**WHAT THE TASK ASKS:**
List every person named in the excerpt about the book A Time to Rend, A Time to Sew.

**EXCERPT:**
A Time to Rend, A Time to Sew, is unusual both for its content and for its approach.  It describes the lives of two sisters, Beth and Lynn Snyder.  Beth and Lynn, third generation Americans, were born to parents who had long since distanced themselves from tradition.  They were educated in superlative American public high schools and set out to make careers for themselves.  They ran into discrimination against women and discrimination against Jews – and fought it.  They became interested in observance, Beth first and Lynn getting involved later in an effort to prove to Beth that the steps she had taken are irrational.  They are torn between two worlds, required to invest their best effort in two places at once, to make progress in Judaism and set up families which still trying to keep their place in the professional world.  Beth succeeds in the effort to be mother of a strong Jewish family and a doctor, while Lynn abandons the effort, concentrating on raising a particularly large family and dropping her career.

“Rachel Pomerantz, who is Beth really?”

“Beth is me, in many senses.”

“And who is Lynn?”

“Lynn is also, in many ways, me.”

The two possibilities, which are split between the two Snyder sisters in the book, has been the single way of life for Professor Pomerantz for the last twenty-five years:  both mother of a large family and also holding down an academic position, and – as a surprise – also an author.  The third question in the series, to which I did not get an answer but only an explanation, was “Who are you, Rachel Pomerantz?”

“I wrote my first book under that pen-name – Rachel Pomerantz – because I was afraid that the fact that I wrote books might cause me damage at the university.  I suspected that this might be considered using work time for other purposes.  By now my colleagues know that I write books, and, thank G-d, that has not caused me difficulties in this area.  The second reason, which is still in force, is that I am comfortable in my anonymity.  I wouldn’t want to become a celebrity.”

 

“To do what David Zeretsky did . . .”

 

Although I majored in science in America, I also took courses in history and literature.  I always loved literature and my interest in writing was inherited from by father.  The fact that I became a published author would have been a consolation to my father, who wrote a number of magazine articles by never published a book.  The first things I published as a writer were articles on Jews communities in different parts of the world, about their way of life and what is distinctive about them.   I travel professionally at least once a year and always make contact with the local Jewish community.  I wrote the articles of a chareidi monthly in the States.  I would have enjoyed doing more writing.  About nine years after we moved to Israel, one of the most difficult periods of my entire life, if not the most difficult:  I finally got tenure in my job, and could take a breathing spell.  Ever since we made aliya, I had been torn between my home and the children, who wanted their due and whom I was not willing to sacrifice, and, on the other side, my work at the university, which also demanded my all, in order that my colleagues in the department would be convinced that I was indeed a serious and dedicated researcher, capable of enhancing the reputation of the institution.  Only if they are convinced that one is self-motivated, and will continue to publish professional articles and pursue ones research in the future as well – only then will one be given tenure.  Without tenure there is no job security, and without a job, there is no salary. . . After nine difficult years, including one change of job, I finally got tenure and could relax a bit from my exertions.

**DATASET:**
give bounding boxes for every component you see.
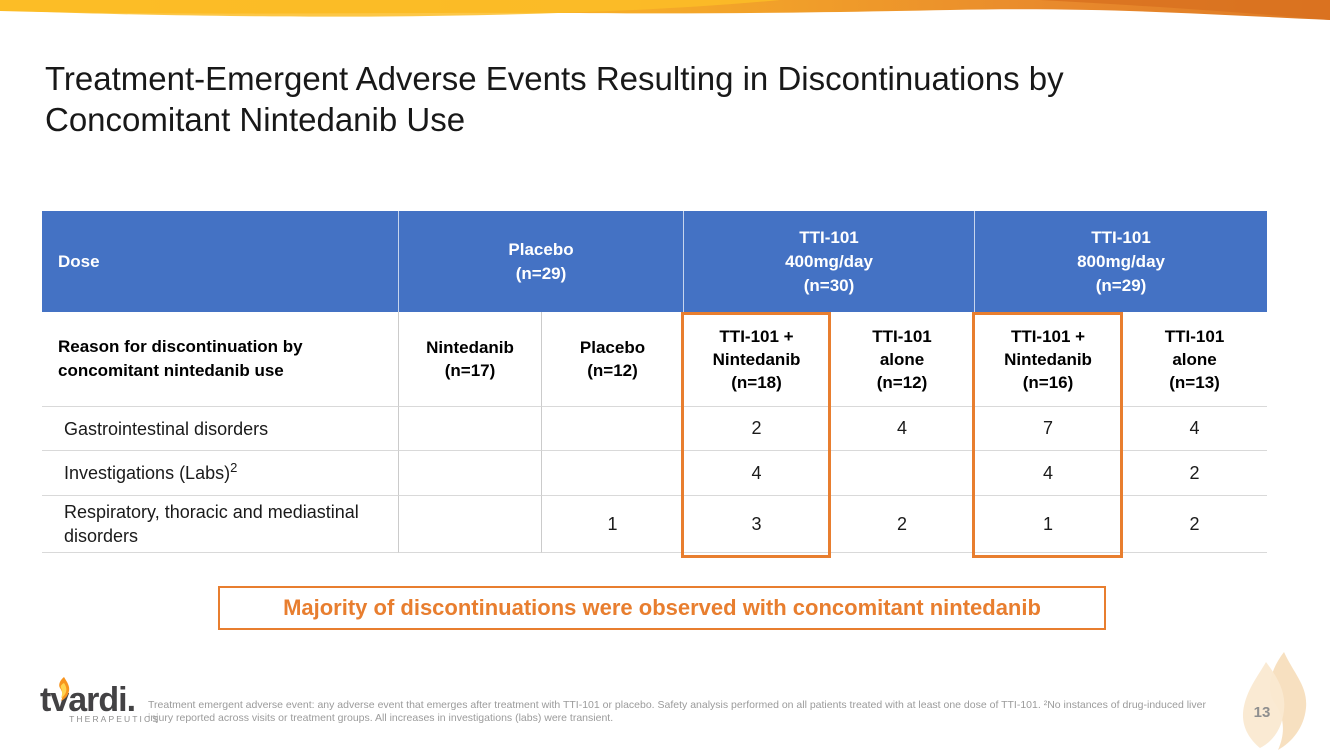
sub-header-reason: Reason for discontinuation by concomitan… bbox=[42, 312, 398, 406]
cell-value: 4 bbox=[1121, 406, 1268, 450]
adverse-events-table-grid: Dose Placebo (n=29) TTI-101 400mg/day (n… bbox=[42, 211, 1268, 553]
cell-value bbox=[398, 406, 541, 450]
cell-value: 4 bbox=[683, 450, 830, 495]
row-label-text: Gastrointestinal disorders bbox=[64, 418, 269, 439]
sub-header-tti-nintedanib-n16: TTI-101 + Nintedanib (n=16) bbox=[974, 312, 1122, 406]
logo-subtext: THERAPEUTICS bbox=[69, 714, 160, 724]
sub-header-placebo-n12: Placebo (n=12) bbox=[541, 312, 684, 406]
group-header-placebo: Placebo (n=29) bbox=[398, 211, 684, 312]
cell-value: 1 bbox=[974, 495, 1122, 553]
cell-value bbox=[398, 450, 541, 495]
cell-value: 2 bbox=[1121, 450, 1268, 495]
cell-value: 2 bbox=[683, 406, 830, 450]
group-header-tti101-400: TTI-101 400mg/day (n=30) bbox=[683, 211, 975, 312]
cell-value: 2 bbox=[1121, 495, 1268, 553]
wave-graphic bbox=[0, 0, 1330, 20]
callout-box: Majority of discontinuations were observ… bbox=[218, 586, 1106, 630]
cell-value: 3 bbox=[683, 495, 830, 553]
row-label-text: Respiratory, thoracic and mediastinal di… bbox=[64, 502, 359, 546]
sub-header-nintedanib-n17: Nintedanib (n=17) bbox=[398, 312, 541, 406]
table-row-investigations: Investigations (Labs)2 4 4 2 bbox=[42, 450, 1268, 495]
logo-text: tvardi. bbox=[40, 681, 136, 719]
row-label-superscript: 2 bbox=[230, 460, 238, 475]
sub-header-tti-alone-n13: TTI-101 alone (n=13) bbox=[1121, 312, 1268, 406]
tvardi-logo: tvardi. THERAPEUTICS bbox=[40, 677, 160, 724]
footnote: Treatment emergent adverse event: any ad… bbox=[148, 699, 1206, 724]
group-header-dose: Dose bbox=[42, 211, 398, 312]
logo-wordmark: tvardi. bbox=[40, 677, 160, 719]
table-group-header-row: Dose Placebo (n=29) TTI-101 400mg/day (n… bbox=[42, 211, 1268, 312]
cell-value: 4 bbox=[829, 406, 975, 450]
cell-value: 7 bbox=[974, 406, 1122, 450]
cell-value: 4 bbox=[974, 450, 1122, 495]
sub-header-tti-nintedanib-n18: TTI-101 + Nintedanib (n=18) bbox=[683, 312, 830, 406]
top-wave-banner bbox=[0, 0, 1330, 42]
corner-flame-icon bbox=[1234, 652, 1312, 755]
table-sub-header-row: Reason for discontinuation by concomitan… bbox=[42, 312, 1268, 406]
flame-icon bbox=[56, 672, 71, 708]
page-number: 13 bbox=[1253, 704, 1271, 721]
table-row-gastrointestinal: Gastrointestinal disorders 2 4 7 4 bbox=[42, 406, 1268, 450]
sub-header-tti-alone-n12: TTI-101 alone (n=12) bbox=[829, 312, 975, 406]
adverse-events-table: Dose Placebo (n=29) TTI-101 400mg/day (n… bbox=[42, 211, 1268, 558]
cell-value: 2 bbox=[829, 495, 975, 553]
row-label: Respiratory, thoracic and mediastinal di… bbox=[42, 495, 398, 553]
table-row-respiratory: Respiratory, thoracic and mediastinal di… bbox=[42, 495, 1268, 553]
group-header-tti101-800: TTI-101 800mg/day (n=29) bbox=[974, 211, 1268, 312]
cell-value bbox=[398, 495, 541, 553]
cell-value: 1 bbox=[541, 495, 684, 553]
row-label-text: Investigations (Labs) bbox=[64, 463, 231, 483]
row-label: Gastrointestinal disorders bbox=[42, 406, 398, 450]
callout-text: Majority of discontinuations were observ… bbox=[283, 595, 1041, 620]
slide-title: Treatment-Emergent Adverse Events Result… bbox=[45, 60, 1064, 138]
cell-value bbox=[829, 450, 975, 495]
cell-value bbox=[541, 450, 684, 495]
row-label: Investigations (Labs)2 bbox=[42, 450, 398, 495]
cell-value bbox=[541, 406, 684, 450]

...

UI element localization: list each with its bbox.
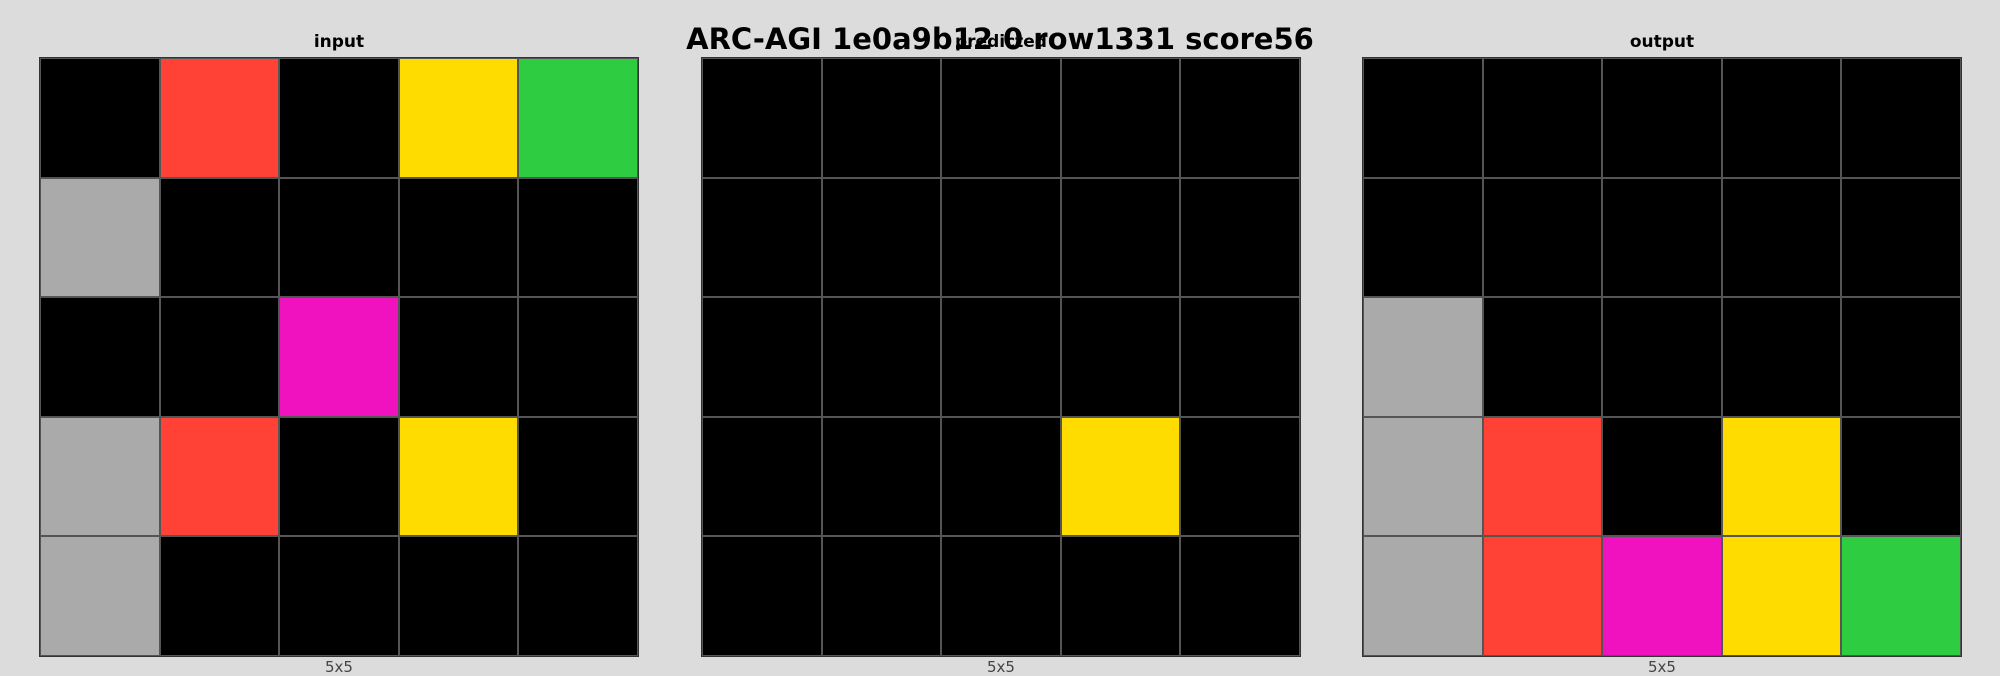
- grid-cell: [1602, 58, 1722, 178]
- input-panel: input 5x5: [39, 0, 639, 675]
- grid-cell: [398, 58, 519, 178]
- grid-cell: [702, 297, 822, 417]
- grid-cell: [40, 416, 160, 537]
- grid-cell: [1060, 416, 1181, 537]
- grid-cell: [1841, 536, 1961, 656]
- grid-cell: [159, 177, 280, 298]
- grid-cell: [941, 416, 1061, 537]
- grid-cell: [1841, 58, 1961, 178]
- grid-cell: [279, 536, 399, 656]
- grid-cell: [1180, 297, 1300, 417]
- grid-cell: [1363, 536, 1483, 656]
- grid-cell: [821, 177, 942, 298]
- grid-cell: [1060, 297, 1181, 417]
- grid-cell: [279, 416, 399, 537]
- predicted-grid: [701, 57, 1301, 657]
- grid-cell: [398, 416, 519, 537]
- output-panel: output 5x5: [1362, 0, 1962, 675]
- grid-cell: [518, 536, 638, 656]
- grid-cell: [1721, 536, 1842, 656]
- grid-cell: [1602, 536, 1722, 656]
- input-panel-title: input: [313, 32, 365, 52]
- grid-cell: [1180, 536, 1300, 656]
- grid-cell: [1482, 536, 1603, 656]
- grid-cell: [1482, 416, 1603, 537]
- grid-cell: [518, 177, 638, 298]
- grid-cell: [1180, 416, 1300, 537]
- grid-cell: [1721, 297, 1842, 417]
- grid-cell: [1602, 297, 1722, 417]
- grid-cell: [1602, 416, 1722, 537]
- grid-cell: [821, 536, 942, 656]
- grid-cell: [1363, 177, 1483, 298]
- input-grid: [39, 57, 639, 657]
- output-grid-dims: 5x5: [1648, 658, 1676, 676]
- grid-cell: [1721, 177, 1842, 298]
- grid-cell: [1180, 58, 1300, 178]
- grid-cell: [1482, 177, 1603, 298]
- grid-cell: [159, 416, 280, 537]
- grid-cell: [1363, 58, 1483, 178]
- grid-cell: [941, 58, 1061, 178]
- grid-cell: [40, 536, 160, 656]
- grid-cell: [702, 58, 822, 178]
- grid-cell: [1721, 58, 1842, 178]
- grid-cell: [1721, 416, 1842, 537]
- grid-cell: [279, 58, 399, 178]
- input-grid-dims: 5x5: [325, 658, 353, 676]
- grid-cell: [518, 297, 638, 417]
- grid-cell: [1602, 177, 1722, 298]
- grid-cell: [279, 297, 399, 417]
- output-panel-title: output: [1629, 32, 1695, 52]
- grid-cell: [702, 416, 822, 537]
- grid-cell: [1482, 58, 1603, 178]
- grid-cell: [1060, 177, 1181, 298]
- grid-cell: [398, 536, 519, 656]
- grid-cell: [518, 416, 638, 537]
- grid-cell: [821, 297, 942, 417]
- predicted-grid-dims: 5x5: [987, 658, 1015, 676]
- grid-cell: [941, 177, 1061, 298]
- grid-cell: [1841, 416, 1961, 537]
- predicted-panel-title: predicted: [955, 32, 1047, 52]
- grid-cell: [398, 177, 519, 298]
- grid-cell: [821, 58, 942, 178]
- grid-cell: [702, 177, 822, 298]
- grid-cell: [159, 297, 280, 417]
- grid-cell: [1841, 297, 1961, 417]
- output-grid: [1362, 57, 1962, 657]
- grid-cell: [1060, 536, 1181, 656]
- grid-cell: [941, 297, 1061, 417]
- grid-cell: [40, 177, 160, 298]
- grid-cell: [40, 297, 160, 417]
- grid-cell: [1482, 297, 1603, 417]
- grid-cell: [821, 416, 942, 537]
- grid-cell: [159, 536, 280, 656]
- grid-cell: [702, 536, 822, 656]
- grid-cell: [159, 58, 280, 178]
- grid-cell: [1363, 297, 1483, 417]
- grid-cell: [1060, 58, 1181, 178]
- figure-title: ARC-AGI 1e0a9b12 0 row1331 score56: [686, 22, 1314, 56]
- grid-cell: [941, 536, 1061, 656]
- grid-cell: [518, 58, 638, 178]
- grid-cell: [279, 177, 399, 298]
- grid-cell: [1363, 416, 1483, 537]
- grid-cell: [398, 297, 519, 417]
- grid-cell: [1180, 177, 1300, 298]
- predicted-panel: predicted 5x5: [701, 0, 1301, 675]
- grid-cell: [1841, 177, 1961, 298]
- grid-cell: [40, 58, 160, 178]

**FULL RESPONSE:**
Beth Snyder, Lynn Snyder, Rachel Pomerantz, David Zeretsky